*Problem to work on*: Below you will find a set of lines. Repeat them all exactly.

** begin **

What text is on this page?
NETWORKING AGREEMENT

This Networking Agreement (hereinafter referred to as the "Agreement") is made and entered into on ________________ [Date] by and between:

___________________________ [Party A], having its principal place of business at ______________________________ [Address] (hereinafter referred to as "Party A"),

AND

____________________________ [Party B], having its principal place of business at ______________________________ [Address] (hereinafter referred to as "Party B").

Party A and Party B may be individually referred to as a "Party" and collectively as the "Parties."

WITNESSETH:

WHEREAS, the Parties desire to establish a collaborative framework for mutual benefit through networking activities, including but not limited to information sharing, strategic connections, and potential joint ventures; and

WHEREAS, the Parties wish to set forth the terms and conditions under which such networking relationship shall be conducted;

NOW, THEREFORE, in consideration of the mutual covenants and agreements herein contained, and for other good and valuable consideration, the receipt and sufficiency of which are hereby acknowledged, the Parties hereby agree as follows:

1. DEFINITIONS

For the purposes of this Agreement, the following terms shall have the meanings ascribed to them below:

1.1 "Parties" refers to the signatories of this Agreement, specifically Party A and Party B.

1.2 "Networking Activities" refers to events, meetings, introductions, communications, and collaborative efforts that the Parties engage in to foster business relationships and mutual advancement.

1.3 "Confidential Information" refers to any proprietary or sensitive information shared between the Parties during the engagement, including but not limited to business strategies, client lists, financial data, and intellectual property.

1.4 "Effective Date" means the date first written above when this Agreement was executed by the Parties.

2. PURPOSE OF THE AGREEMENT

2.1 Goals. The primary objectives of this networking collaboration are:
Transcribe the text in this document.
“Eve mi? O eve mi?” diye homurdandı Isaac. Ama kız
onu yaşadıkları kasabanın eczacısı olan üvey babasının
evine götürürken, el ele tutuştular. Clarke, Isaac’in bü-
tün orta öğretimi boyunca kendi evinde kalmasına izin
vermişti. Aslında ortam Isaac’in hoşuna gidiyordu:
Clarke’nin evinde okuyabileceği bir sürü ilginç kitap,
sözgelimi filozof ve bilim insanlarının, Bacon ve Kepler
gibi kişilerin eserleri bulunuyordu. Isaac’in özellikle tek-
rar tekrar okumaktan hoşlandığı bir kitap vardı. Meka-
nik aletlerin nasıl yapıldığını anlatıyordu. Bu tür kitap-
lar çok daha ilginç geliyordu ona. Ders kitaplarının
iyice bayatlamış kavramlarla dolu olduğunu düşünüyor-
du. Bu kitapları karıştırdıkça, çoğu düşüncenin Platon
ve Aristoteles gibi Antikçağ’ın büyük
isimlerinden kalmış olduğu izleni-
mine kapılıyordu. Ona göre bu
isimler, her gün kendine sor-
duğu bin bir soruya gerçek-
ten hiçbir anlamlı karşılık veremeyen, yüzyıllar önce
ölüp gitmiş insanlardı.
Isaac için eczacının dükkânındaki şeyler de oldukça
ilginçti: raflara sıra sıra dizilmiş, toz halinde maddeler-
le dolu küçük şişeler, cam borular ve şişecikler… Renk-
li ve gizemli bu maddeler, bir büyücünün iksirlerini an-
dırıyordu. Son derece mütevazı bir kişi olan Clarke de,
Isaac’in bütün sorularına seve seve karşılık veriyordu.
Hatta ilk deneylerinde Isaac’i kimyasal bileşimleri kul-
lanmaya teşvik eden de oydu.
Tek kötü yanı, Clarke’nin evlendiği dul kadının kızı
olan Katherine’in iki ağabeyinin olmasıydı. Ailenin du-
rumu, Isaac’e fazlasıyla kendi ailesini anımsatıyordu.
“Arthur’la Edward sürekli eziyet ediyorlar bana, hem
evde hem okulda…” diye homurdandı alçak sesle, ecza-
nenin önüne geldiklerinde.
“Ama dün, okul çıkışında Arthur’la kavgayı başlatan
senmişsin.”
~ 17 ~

** end **

*Answer to this task*:
What text is on this page?
NETWORKING AGREEMENT

This Networking Agreement (hereinafter referred to as the "Agreement") is made and entered into on ________________ [Date] by and between:

___________________________ [Party A], having its principal place of business at ______________________________ [Address] (hereinafter referred to as "Party A"),

AND

____________________________ [Party B], having its principal place of business at ______________________________ [Address] (hereinafter referred to as "Party B").

Party A and Party B may be individually referred to as a "Party" and collectively as the "Parties."

WITNESSETH:

WHEREAS, the Parties desire to establish a collaborative framework for mutual benefit through networking activities, including but not limited to information sharing, strategic connections, and potential joint ventures; and

WHEREAS, the Parties wish to set forth the terms and conditions under which such networking relationship shall be conducted;

NOW, THEREFORE, in consideration of the mutual covenants and agreements herein contained, and for other good and valuable consideration, the receipt and sufficiency of which are hereby acknowledged, the Parties hereby agree as follows:

1. DEFINITIONS

For the purposes of this Agreement, the following terms shall have the meanings ascribed to them below:

1.1 "Parties" refers to the signatories of this Agreement, specifically Party A and Party B.

1.2 "Networking Activities" refers to events, meetings, introductions, communications, and collaborative efforts that the Parties engage in to foster business relationships and mutual advancement.

1.3 "Confidential Information" refers to any proprietary or sensitive information shared between the Parties during the engagement, including but not limited to business strategies, client lists, financial data, and intellectual property.

1.4 "Effective Date" means the date first written above when this Agreement was executed by the Parties.

2. PURPOSE OF THE AGREEMENT

2.1 Goals. The primary objectives of this networking collaboration are:
Transcribe the text in this document.
“Eve mi? O eve mi?” diye homurdandı Isaac. Ama kız
onu yaşadıkları kasabanın eczacısı olan üvey babasının
evine götürürken, el ele tutuştular. Clarke, Isaac’in bü-
tün orta öğretimi boyunca kendi evinde kalmasına izin
vermişti. Aslında ortam Isaac’in hoşuna gidiyordu:
Clarke’nin evinde okuyabileceği bir sürü ilginç kitap,
sözgelimi filozof ve bilim insanlarının, Bacon ve Kepler
gibi kişilerin eserleri bulunuyordu. Isaac’in özellikle tek-
rar tekrar okumaktan hoşlandığı bir kitap vardı. Meka-
nik aletlerin nasıl yapıldığını anlatıyordu. Bu tür kitap-
lar çok daha ilginç geliyordu ona. Ders kitaplarının
iyice bayatlamış kavramlarla dolu olduğunu düşünüyor-
du. Bu kitapları karıştırdıkça, çoğu düşüncenin Platon
ve Aristoteles gibi Antikçağ’ın büyük
isimlerinden kalmış olduğu izleni-
mine kapılıyordu. Ona göre bu
isimler, her gün kendine sor-
duğu bin bir soruya gerçek-
ten hiçbir anlamlı karşılık veremeyen, yüzyıllar önce
ölüp gitmiş insanlardı.
Isaac için eczacının dükkânındaki şeyler de oldukça
ilginçti: raflara sıra sıra dizilmiş, toz halinde maddeler-
le dolu küçük şişeler, cam borular ve şişecikler… Renk-
li ve gizemli bu maddeler, bir büyücünün iksirlerini an-
dırıyordu. Son derece mütevazı bir kişi olan Clarke de,
Isaac’in bütün sorularına seve seve karşılık veriyordu.
Hatta ilk deneylerinde Isaac’i kimyasal bileşimleri kul-
lanmaya teşvik eden de oydu.
Tek kötü yanı, Clarke’nin evlendiği dul kadının kızı
olan Katherine’in iki ağabeyinin olmasıydı. Ailenin du-
rumu, Isaac’e fazlasıyla kendi ailesini anımsatıyordu.
“Arthur’la Edward sürekli eziyet ediyorlar bana, hem
evde hem okulda…” diye homurdandı alçak sesle, ecza-
nenin önüne geldiklerinde.
“Ama dün, okul çıkışında Arthur’la kavgayı başlatan
senmişsin.”
~ 17 ~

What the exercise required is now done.